> _TASK BRIEF_
Restate the entries below word for word, omitting nothing.

> _DATASET EXTRACT_
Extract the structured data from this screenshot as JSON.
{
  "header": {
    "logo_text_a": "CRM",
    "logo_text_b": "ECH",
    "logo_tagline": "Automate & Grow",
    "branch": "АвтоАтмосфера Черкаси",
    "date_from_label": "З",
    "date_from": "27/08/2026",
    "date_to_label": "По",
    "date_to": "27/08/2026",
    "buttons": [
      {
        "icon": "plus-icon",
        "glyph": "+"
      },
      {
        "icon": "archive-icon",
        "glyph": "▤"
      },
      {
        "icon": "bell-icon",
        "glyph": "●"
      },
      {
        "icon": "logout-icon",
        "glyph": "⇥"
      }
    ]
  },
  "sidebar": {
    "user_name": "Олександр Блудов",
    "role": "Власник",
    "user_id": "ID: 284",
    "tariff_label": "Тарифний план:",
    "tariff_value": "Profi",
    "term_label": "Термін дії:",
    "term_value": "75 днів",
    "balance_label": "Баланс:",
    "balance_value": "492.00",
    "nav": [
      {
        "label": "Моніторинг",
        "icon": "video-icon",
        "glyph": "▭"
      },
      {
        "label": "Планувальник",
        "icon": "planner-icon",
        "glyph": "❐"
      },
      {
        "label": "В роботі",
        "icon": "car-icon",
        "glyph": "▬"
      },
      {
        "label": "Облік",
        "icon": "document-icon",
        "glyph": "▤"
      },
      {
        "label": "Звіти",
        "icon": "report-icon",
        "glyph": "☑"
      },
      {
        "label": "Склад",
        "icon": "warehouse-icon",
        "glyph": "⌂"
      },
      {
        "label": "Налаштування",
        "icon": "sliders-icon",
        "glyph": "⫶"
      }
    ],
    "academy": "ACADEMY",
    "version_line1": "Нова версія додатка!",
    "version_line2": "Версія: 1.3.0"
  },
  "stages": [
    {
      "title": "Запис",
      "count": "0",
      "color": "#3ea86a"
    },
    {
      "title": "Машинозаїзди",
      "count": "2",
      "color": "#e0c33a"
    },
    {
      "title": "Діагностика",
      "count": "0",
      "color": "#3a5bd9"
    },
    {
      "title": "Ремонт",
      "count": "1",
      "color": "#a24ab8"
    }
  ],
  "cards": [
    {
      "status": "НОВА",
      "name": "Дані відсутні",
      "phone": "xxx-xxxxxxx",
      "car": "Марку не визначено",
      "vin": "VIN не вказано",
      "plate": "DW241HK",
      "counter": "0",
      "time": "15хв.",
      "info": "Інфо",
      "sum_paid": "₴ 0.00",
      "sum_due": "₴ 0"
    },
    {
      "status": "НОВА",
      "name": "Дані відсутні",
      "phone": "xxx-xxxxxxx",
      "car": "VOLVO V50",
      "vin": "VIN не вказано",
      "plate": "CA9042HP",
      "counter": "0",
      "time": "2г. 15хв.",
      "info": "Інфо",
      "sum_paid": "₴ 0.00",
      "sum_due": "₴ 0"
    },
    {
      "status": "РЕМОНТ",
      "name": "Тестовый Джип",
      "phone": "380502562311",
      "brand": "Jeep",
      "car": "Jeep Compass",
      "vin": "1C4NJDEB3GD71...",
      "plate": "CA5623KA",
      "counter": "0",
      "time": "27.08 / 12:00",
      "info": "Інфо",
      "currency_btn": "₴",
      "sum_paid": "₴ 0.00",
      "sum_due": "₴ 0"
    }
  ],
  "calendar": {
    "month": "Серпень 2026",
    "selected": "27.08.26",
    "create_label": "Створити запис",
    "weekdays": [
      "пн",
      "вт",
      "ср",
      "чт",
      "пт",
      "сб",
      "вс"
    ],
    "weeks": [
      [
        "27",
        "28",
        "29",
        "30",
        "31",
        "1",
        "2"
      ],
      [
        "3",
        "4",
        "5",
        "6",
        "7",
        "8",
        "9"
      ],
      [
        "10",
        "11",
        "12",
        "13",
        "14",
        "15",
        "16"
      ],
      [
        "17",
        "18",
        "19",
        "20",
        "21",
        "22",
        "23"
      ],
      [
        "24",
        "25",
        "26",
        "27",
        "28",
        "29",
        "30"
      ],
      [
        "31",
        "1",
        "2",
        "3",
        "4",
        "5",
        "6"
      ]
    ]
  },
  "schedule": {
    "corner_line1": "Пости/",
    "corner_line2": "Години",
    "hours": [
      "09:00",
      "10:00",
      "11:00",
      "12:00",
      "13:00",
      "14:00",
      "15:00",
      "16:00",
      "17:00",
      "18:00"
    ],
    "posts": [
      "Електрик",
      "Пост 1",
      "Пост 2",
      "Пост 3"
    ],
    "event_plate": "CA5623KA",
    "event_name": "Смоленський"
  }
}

> _EXPECTED OUTPUT_
Extract the structured data from this screenshot as JSON.
{
  "header": {
    "logo_text_a": "CRM",
    "logo_text_b": "ECH",
    "logo_tagline": "Automate & Grow",
    "branch": "АвтоАтмосфера Черкаси",
    "date_from_label": "З",
    "date_from": "27/08/2026",
    "date_to_label": "По",
    "date_to": "27/08/2026",
    "buttons": [
      {
        "icon": "plus-icon",
        "glyph": "+"
      },
      {
        "icon": "archive-icon",
        "glyph": "▤"
      },
      {
        "icon": "bell-icon",
        "glyph": "●"
      },
      {
        "icon": "logout-icon",
        "glyph": "⇥"
      }
    ]
  },
  "sidebar": {
    "user_name": "Олександр Блудов",
    "role": "Власник",
    "user_id": "ID: 284",
    "tariff_label": "Тарифний план:",
    "tariff_value": "Profi",
    "term_label": "Термін дії:",
    "term_value": "75 днів",
    "balance_label": "Баланс:",
    "balance_value": "492.00",
    "nav": [
      {
        "label": "Моніторинг",
        "icon": "video-icon",
        "glyph": "▭"
      },
      {
        "label": "Планувальник",
        "icon": "planner-icon",
        "glyph": "❐"
      },
      {
        "label": "В роботі",
        "icon": "car-icon",
        "glyph": "▬"
      },
      {
        "label": "Облік",
        "icon": "document-icon",
        "glyph": "▤"
      },
      {
        "label": "Звіти",
        "icon": "report-icon",
        "glyph": "☑"
      },
      {
        "label": "Склад",
        "icon": "warehouse-icon",
        "glyph": "⌂"
      },
      {
        "label": "Налаштування",
        "icon": "sliders-icon",
        "glyph": "⫶"
      }
    ],
    "academy": "ACADEMY",
    "version_line1": "Нова версія додатка!",
    "version_line2": "Версія: 1.3.0"
  },
  "stages": [
    {
      "title": "Запис",
      "count": "0",
      "color": "#3ea86a"
    },
    {
      "title": "Машинозаїзди",
      "count": "2",
      "color": "#e0c33a"
    },
    {
      "title": "Діагностика",
      "count": "0",
      "color": "#3a5bd9"
    },
    {
      "title": "Ремонт",
      "count": "1",
      "color": "#a24ab8"
    }
  ],
  "cards": [
    {
      "status": "НОВА",
      "name": "Дані відсутні",
      "phone": "xxx-xxxxxxx",
      "car": "Марку не визначено",
      "vin": "VIN не вказано",
      "plate": "DW241HK",
      "counter": "0",
      "time": "15хв.",
      "info": "Інфо",
      "sum_paid": "₴ 0.00",
      "sum_due": "₴ 0"
    },
    {
      "status": "НОВА",
      "name": "Дані відсутні",
      "phone": "xxx-xxxxxxx",
      "car": "VOLVO V50",
      "vin": "VIN не вказано",
      "plate": "CA9042HP",
      "counter": "0",
      "time": "2г. 15хв.",
      "info": "Інфо",
      "sum_paid": "₴ 0.00",
      "sum_due": "₴ 0"
    },
    {
      "status": "РЕМОНТ",
      "name": "Тестовый Джип",
      "phone": "380502562311",
      "brand": "Jeep",
      "car": "Jeep Compass",
      "vin": "1C4NJDEB3GD71...",
      "plate": "CA5623KA",
      "counter": "0",
      "time": "27.08 / 12:00",
      "info": "Інфо",
      "currency_btn": "₴",
      "sum_paid": "₴ 0.00",
      "sum_due": "₴ 0"
    }
  ],
  "calendar": {
    "month": "Серпень 2026",
    "selected": "27.08.26",
    "create_label": "Створити запис",
    "weekdays": [
      "пн",
      "вт",
      "ср",
      "чт",
      "пт",
      "сб",
      "вс"
    ],
    "weeks": [
      [
        "27",
        "28",
        "29",
        "30",
        "31",
        "1",
        "2"
      ],
      [
        "3",
        "4",
        "5",
        "6",
        "7",
        "8",
        "9"
      ],
      [
        "10",
        "11",
        "12",
        "13",
        "14",
        "15",
        "16"
      ],
      [
        "17",
        "18",
        "19",
        "20",
        "21",
        "22",
        "23"
      ],
      [
        "24",
        "25",
        "26",
        "27",
        "28",
        "29",
        "30"
      ],
      [
        "31",
        "1",
        "2",
        "3",
        "4",
        "5",
        "6"
      ]
    ]
  },
  "schedule": {
    "corner_line1": "Пости/",
    "corner_line2": "Години",
    "hours": [
      "09:00",
      "10:00",
      "11:00",
      "12:00",
      "13:00",
      "14:00",
      "15:00",
      "16:00",
      "17:00",
      "18:00"
    ],
    "posts": [
      "Електрик",
      "Пост 1",
      "Пост 2",
      "Пост 3"
    ],
    "event_plate": "CA5623KA",
    "event_name": "Смоленський"
  }
}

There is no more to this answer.